_Exercise aim_
Write out each line of the listing as it stands, without the images.

_The records_
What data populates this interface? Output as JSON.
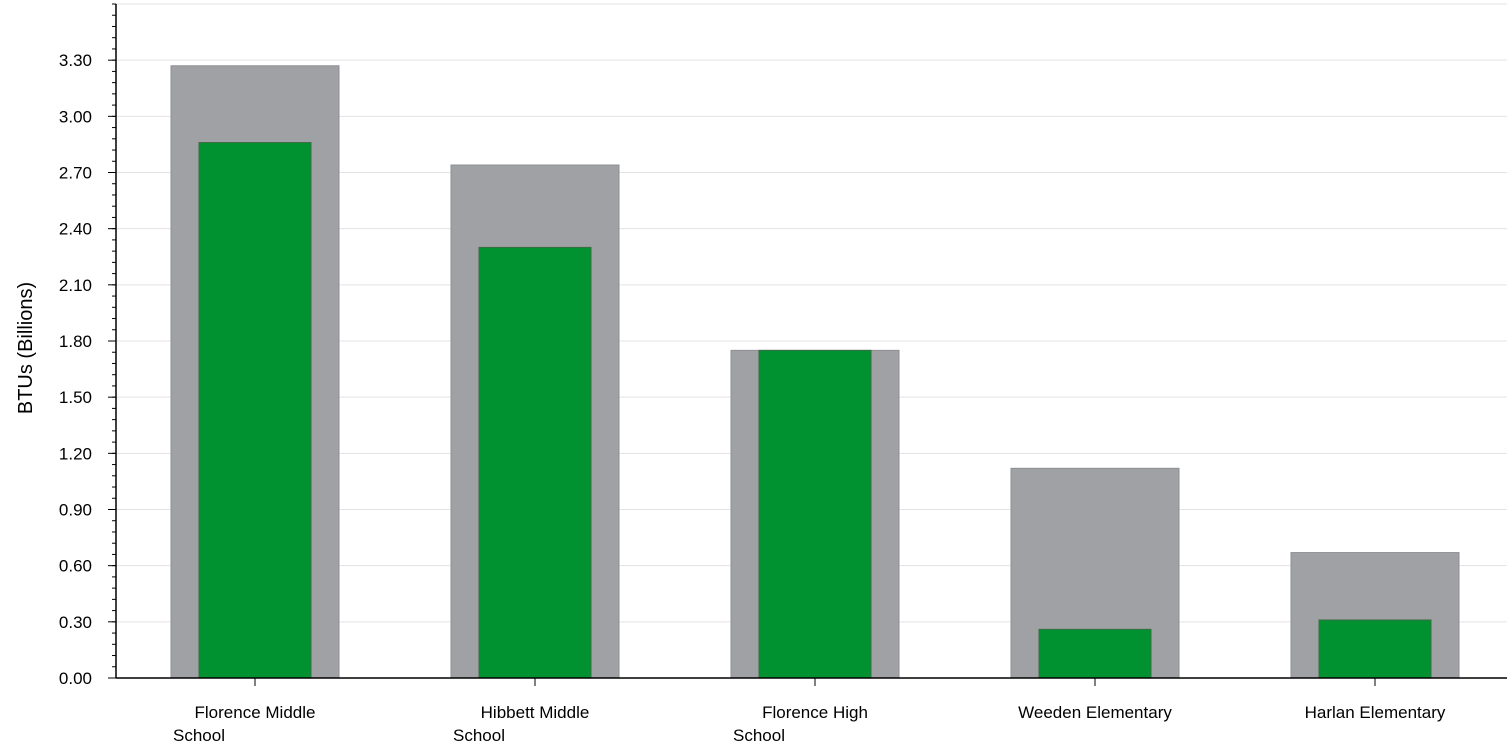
{
  "chart_data": {
    "type": "bar",
    "categories": [
      [
        "Florence Middle",
        "School"
      ],
      [
        "Hibbett Middle",
        "School"
      ],
      [
        "Florence High",
        "School"
      ],
      [
        "Weeden Elementary"
      ],
      [
        "Harlan Elementary"
      ]
    ],
    "series": [
      {
        "values": [
          3.27,
          2.74,
          1.75,
          1.12,
          0.67
        ],
        "color": "#a0a1a4"
      },
      {
        "values": [
          2.86,
          2.3,
          1.75,
          0.26,
          0.31
        ],
        "color": "#009230"
      }
    ],
    "title": "",
    "xlabel": "",
    "ylabel": "BTUs (Billions)",
    "ylim": [
      0,
      3.6
    ],
    "yticks": [
      "0.00",
      "0.30",
      "0.60",
      "0.90",
      "1.20",
      "1.50",
      "1.80",
      "2.10",
      "2.40",
      "2.70",
      "3.00",
      "3.30"
    ],
    "grid": true,
    "legend": "none"
  }
}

_Correct response_
What data populates this interface? Output as JSON.
{
  "chart_data": {
    "type": "bar",
    "categories": [
      [
        "Florence Middle",
        "School"
      ],
      [
        "Hibbett Middle",
        "School"
      ],
      [
        "Florence High",
        "School"
      ],
      [
        "Weeden Elementary"
      ],
      [
        "Harlan Elementary"
      ]
    ],
    "series": [
      {
        "values": [
          3.27,
          2.74,
          1.75,
          1.12,
          0.67
        ],
        "color": "#a0a1a4"
      },
      {
        "values": [
          2.86,
          2.3,
          1.75,
          0.26,
          0.31
        ],
        "color": "#009230"
      }
    ],
    "title": "",
    "xlabel": "",
    "ylabel": "BTUs (Billions)",
    "ylim": [
      0,
      3.6
    ],
    "yticks": [
      "0.00",
      "0.30",
      "0.60",
      "0.90",
      "1.20",
      "1.50",
      "1.80",
      "2.10",
      "2.40",
      "2.70",
      "3.00",
      "3.30"
    ],
    "grid": true,
    "legend": "none"
  }
}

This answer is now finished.